▸ Material provided:
⁂

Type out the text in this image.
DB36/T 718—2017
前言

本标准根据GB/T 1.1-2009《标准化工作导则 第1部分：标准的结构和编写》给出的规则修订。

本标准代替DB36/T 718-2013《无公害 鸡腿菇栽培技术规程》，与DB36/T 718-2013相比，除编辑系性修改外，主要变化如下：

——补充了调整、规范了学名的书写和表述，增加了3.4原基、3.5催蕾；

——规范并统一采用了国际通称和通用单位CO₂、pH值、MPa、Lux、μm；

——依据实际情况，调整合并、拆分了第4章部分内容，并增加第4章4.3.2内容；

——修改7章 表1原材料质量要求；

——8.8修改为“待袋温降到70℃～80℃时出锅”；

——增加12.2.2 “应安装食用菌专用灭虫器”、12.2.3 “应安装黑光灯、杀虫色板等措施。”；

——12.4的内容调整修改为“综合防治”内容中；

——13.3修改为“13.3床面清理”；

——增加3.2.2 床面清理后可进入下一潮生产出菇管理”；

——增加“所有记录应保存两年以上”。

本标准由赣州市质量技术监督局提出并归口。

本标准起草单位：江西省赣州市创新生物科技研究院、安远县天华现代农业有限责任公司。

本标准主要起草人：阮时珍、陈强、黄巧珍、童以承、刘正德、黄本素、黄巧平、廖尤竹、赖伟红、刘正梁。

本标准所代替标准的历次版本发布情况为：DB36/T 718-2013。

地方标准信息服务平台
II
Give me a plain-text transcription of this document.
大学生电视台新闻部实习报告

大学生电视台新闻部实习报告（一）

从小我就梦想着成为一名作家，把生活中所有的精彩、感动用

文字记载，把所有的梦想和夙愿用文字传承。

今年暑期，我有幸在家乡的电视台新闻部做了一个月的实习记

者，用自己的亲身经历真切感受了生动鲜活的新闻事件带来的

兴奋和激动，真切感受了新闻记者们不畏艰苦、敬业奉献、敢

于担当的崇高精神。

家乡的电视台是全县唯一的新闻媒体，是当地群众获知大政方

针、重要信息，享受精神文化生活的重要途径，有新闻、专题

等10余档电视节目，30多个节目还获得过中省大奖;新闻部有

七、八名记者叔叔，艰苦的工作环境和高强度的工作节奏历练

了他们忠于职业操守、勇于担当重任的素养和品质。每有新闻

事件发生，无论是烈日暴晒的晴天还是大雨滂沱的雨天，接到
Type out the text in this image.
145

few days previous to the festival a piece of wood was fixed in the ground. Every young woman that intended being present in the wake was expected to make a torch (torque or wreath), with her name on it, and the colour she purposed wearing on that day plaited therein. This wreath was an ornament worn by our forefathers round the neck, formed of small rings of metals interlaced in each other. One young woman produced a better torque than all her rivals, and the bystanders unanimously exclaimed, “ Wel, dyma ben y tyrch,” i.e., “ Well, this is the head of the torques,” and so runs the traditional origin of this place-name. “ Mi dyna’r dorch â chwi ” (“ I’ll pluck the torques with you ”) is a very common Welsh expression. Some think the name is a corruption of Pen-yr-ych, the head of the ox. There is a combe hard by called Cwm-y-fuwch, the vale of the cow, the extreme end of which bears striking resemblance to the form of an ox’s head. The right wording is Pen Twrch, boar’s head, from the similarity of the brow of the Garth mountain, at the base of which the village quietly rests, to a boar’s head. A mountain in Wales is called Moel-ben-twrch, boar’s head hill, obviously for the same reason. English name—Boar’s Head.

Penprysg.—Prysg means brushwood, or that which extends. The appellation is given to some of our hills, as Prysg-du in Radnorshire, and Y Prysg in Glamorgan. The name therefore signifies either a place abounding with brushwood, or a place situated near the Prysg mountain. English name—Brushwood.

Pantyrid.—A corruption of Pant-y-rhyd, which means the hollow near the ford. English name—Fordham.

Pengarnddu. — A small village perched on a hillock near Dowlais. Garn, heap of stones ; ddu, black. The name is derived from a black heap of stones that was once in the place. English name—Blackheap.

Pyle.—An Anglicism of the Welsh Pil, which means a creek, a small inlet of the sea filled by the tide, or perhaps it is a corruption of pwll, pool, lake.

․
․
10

⁂

Scan the material and collect every line that contains "corruption".

few days previous to the festival a piece of wood was fixed in the ground. Every young woman that intended being present in the wake was expected to make a torch (torque or wreath), with her name on it, and the colour she purposed wearing on that day plaited therein. This wreath was an ornament worn by our forefathers round the neck, formed of small rings of metals interlaced in each other. One young woman produced a better torque than all her rivals, and the bystanders unanimously exclaimed, “ Wel, dyma ben y tyrch,” i.e., “ Well, this is the head of the torques,” and so runs the traditional origin of this place-name. “ Mi dyna’r dorch â chwi ” (“ I’ll pluck the torques with you ”) is a very common Welsh expression. Some think the name is a corruption of Pen-yr-ych, the head of the ox. There is a combe hard by called Cwm-y-fuwch, the vale of the cow, the extreme end of which bears striking resemblance to the form of an ox’s head. The right wording is Pen Twrch, boar’s head, from the similarity of the brow of the Garth mountain, at the base of which the village quietly rests, to a boar’s head. A mountain in Wales is called Moel-ben-twrch, boar’s head hill, obviously for the same reason. English name—Boar’s Head.
Pantyrid.—A corruption of Pant-y-rhyd, which means the hollow near the ford. English name—Fordham.
Pyle.—An Anglicism of the Welsh Pil, which means a creek, a small inlet of the sea filled by the tide, or perhaps it is a corruption of pwll, pool, lake.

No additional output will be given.